Directions ▸ Reproduce the listing below in its entirety. Change nothing.

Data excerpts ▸
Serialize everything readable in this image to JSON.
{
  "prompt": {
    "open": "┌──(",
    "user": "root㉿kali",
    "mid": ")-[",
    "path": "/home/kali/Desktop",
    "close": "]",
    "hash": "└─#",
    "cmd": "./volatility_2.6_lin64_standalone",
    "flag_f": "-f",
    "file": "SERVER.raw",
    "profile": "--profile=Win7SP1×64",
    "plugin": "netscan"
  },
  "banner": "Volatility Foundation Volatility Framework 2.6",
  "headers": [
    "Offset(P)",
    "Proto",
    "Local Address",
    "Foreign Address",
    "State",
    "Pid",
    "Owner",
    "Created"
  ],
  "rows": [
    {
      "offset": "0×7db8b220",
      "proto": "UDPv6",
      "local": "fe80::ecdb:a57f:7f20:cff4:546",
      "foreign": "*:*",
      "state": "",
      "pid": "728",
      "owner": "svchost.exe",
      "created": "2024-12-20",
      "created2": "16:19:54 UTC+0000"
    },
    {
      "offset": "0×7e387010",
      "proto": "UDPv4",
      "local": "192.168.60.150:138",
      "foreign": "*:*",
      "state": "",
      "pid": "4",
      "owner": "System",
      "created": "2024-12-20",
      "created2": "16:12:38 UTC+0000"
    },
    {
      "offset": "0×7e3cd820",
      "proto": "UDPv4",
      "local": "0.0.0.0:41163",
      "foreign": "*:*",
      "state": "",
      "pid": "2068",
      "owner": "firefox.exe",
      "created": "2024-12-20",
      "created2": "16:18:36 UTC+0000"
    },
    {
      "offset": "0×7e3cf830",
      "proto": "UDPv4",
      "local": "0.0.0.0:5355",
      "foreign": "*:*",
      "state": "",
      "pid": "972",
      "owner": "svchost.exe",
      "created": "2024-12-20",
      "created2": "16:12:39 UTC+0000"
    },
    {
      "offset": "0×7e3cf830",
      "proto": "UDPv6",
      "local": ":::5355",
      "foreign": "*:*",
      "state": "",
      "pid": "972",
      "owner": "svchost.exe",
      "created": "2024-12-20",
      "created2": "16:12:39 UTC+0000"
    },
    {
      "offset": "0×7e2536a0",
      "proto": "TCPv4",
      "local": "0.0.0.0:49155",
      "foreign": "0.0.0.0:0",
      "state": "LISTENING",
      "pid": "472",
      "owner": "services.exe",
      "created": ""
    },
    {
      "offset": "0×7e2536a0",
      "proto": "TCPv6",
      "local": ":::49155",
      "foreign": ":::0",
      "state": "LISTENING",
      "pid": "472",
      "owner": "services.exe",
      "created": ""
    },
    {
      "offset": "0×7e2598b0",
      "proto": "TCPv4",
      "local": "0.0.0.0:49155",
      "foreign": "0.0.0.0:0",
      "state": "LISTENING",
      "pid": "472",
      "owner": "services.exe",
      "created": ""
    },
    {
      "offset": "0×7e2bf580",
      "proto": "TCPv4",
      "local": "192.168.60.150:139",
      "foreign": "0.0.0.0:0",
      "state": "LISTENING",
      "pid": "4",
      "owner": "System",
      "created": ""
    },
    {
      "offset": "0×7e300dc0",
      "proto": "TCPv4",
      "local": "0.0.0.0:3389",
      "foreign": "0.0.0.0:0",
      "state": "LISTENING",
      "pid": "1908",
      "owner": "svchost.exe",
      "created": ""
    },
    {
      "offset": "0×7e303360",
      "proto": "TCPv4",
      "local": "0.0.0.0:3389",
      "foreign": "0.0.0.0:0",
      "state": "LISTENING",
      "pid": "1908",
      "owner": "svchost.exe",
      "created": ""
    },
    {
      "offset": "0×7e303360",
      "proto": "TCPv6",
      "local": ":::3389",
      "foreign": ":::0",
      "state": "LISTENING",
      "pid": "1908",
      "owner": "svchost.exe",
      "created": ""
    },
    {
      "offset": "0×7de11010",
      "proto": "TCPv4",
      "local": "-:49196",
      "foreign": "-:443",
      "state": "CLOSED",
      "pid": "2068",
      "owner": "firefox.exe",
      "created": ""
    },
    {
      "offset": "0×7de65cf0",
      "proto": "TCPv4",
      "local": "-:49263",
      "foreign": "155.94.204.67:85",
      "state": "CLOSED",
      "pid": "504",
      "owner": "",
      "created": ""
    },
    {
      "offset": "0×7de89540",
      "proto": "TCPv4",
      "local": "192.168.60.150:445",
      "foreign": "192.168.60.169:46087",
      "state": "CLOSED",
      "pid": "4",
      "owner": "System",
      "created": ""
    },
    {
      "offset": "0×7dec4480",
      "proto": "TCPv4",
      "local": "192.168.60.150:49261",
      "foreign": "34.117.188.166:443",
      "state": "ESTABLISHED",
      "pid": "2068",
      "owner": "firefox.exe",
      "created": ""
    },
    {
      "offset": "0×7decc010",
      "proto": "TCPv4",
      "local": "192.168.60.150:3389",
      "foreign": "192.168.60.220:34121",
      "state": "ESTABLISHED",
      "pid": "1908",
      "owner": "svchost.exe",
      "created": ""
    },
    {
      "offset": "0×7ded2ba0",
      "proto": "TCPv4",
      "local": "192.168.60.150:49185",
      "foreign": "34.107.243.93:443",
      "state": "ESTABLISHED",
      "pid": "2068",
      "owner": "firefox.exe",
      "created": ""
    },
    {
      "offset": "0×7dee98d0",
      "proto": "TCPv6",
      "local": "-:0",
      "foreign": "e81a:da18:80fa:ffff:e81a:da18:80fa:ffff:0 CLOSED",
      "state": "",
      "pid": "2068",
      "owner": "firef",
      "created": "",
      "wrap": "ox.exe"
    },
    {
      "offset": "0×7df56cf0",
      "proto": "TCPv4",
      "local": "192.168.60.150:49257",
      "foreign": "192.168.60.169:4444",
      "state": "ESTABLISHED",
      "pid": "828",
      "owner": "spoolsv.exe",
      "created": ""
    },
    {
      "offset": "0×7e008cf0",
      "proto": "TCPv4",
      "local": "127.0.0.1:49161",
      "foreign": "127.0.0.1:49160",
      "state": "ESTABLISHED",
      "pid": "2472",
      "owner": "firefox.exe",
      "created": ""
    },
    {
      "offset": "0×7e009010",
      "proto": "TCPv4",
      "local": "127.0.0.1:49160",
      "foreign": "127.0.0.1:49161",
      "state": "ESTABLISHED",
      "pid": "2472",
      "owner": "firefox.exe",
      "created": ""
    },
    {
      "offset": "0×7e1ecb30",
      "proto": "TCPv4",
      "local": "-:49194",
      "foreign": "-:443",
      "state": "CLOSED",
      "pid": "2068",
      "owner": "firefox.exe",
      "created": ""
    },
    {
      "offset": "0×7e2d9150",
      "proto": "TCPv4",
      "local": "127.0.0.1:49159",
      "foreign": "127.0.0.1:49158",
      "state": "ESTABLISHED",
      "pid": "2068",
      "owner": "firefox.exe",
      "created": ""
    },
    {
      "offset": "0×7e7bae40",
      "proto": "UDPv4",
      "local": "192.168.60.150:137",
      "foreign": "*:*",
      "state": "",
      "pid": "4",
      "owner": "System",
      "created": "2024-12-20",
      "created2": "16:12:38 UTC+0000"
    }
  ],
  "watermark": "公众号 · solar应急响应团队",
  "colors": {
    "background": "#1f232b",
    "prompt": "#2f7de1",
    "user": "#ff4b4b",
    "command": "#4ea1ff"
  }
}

Exercise response ▸
Serialize everything readable in this image to JSON.
{
  "prompt": {
    "open": "┌──(",
    "user": "root㉿kali",
    "mid": ")-[",
    "path": "/home/kali/Desktop",
    "close": "]",
    "hash": "└─#",
    "cmd": "./volatility_2.6_lin64_standalone",
    "flag_f": "-f",
    "file": "SERVER.raw",
    "profile": "--profile=Win7SP1×64",
    "plugin": "netscan"
  },
  "banner": "Volatility Foundation Volatility Framework 2.6",
  "headers": [
    "Offset(P)",
    "Proto",
    "Local Address",
    "Foreign Address",
    "State",
    "Pid",
    "Owner",
    "Created"
  ],
  "rows": [
    {
      "offset": "0×7db8b220",
      "proto": "UDPv6",
      "local": "fe80::ecdb:a57f:7f20:cff4:546",
      "foreign": "*:*",
      "state": "",
      "pid": "728",
      "owner": "svchost.exe",
      "created": "2024-12-20",
      "created2": "16:19:54 UTC+0000"
    },
    {
      "offset": "0×7e387010",
      "proto": "UDPv4",
      "local": "192.168.60.150:138",
      "foreign": "*:*",
      "state": "",
      "pid": "4",
      "owner": "System",
      "created": "2024-12-20",
      "created2": "16:12:38 UTC+0000"
    },
    {
      "offset": "0×7e3cd820",
      "proto": "UDPv4",
      "local": "0.0.0.0:41163",
      "foreign": "*:*",
      "state": "",
      "pid": "2068",
      "owner": "firefox.exe",
      "created": "2024-12-20",
      "created2": "16:18:36 UTC+0000"
    },
    {
      "offset": "0×7e3cf830",
      "proto": "UDPv4",
      "local": "0.0.0.0:5355",
      "foreign": "*:*",
      "state": "",
      "pid": "972",
      "owner": "svchost.exe",
      "created": "2024-12-20",
      "created2": "16:12:39 UTC+0000"
    },
    {
      "offset": "0×7e3cf830",
      "proto": "UDPv6",
      "local": ":::5355",
      "foreign": "*:*",
      "state": "",
      "pid": "972",
      "owner": "svchost.exe",
      "created": "2024-12-20",
      "created2": "16:12:39 UTC+0000"
    },
    {
      "offset": "0×7e2536a0",
      "proto": "TCPv4",
      "local": "0.0.0.0:49155",
      "foreign": "0.0.0.0:0",
      "state": "LISTENING",
      "pid": "472",
      "owner": "services.exe",
      "created": ""
    },
    {
      "offset": "0×7e2536a0",
      "proto": "TCPv6",
      "local": ":::49155",
      "foreign": ":::0",
      "state": "LISTENING",
      "pid": "472",
      "owner": "services.exe",
      "created": ""
    },
    {
      "offset": "0×7e2598b0",
      "proto": "TCPv4",
      "local": "0.0.0.0:49155",
      "foreign": "0.0.0.0:0",
      "state": "LISTENING",
      "pid": "472",
      "owner": "services.exe",
      "created": ""
    },
    {
      "offset": "0×7e2bf580",
      "proto": "TCPv4",
      "local": "192.168.60.150:139",
      "foreign": "0.0.0.0:0",
      "state": "LISTENING",
      "pid": "4",
      "owner": "System",
      "created": ""
    },
    {
      "offset": "0×7e300dc0",
      "proto": "TCPv4",
      "local": "0.0.0.0:3389",
      "foreign": "0.0.0.0:0",
      "state": "LISTENING",
      "pid": "1908",
      "owner": "svchost.exe",
      "created": ""
    },
    {
      "offset": "0×7e303360",
      "proto": "TCPv4",
      "local": "0.0.0.0:3389",
      "foreign": "0.0.0.0:0",
      "state": "LISTENING",
      "pid": "1908",
      "owner": "svchost.exe",
      "created": ""
    },
    {
      "offset": "0×7e303360",
      "proto": "TCPv6",
      "local": ":::3389",
      "foreign": ":::0",
      "state": "LISTENING",
      "pid": "1908",
      "owner": "svchost.exe",
      "created": ""
    },
    {
      "offset": "0×7de11010",
      "proto": "TCPv4",
      "local": "-:49196",
      "foreign": "-:443",
      "state": "CLOSED",
      "pid": "2068",
      "owner": "firefox.exe",
      "created": ""
    },
    {
      "offset": "0×7de65cf0",
      "proto": "TCPv4",
      "local": "-:49263",
      "foreign": "155.94.204.67:85",
      "state": "CLOSED",
      "pid": "504",
      "owner": "",
      "created": ""
    },
    {
      "offset": "0×7de89540",
      "proto": "TCPv4",
      "local": "192.168.60.150:445",
      "foreign": "192.168.60.169:46087",
      "state": "CLOSED",
      "pid": "4",
      "owner": "System",
      "created": ""
    },
    {
      "offset": "0×7dec4480",
      "proto": "TCPv4",
      "local": "192.168.60.150:49261",
      "foreign": "34.117.188.166:443",
      "state": "ESTABLISHED",
      "pid": "2068",
      "owner": "firefox.exe",
      "created": ""
    },
    {
      "offset": "0×7decc010",
      "proto": "TCPv4",
      "local": "192.168.60.150:3389",
      "foreign": "192.168.60.220:34121",
      "state": "ESTABLISHED",
      "pid": "1908",
      "owner": "svchost.exe",
      "created": ""
    },
    {
      "offset": "0×7ded2ba0",
      "proto": "TCPv4",
      "local": "192.168.60.150:49185",
      "foreign": "34.107.243.93:443",
      "state": "ESTABLISHED",
      "pid": "2068",
      "owner": "firefox.exe",
      "created": ""
    },
    {
      "offset": "0×7dee98d0",
      "proto": "TCPv6",
      "local": "-:0",
      "foreign": "e81a:da18:80fa:ffff:e81a:da18:80fa:ffff:0 CLOSED",
      "state": "",
      "pid": "2068",
      "owner": "firef",
      "created": "",
      "wrap": "ox.exe"
    },
    {
      "offset": "0×7df56cf0",
      "proto": "TCPv4",
      "local": "192.168.60.150:49257",
      "foreign": "192.168.60.169:4444",
      "state": "ESTABLISHED",
      "pid": "828",
      "owner": "spoolsv.exe",
      "created": ""
    },
    {
      "offset": "0×7e008cf0",
      "proto": "TCPv4",
      "local": "127.0.0.1:49161",
      "foreign": "127.0.0.1:49160",
      "state": "ESTABLISHED",
      "pid": "2472",
      "owner": "firefox.exe",
      "created": ""
    },
    {
      "offset": "0×7e009010",
      "proto": "TCPv4",
      "local": "127.0.0.1:49160",
      "foreign": "127.0.0.1:49161",
      "state": "ESTABLISHED",
      "pid": "2472",
      "owner": "firefox.exe",
      "created": ""
    },
    {
      "offset": "0×7e1ecb30",
      "proto": "TCPv4",
      "local": "-:49194",
      "foreign": "-:443",
      "state": "CLOSED",
      "pid": "2068",
      "owner": "firefox.exe",
      "created": ""
    },
    {
      "offset": "0×7e2d9150",
      "proto": "TCPv4",
      "local": "127.0.0.1:49159",
      "foreign": "127.0.0.1:49158",
      "state": "ESTABLISHED",
      "pid": "2068",
      "owner": "firefox.exe",
      "created": ""
    },
    {
      "offset": "0×7e7bae40",
      "proto": "UDPv4",
      "local": "192.168.60.150:137",
      "foreign": "*:*",
      "state": "",
      "pid": "4",
      "owner": "System",
      "created": "2024-12-20",
      "created2": "16:12:38 UTC+0000"
    }
  ],
  "watermark": "公众号 · solar应急响应团队",
  "colors": {
    "background": "#1f232b",
    "prompt": "#2f7de1",
    "user": "#ff4b4b",
    "command": "#4ea1ff"
  }
}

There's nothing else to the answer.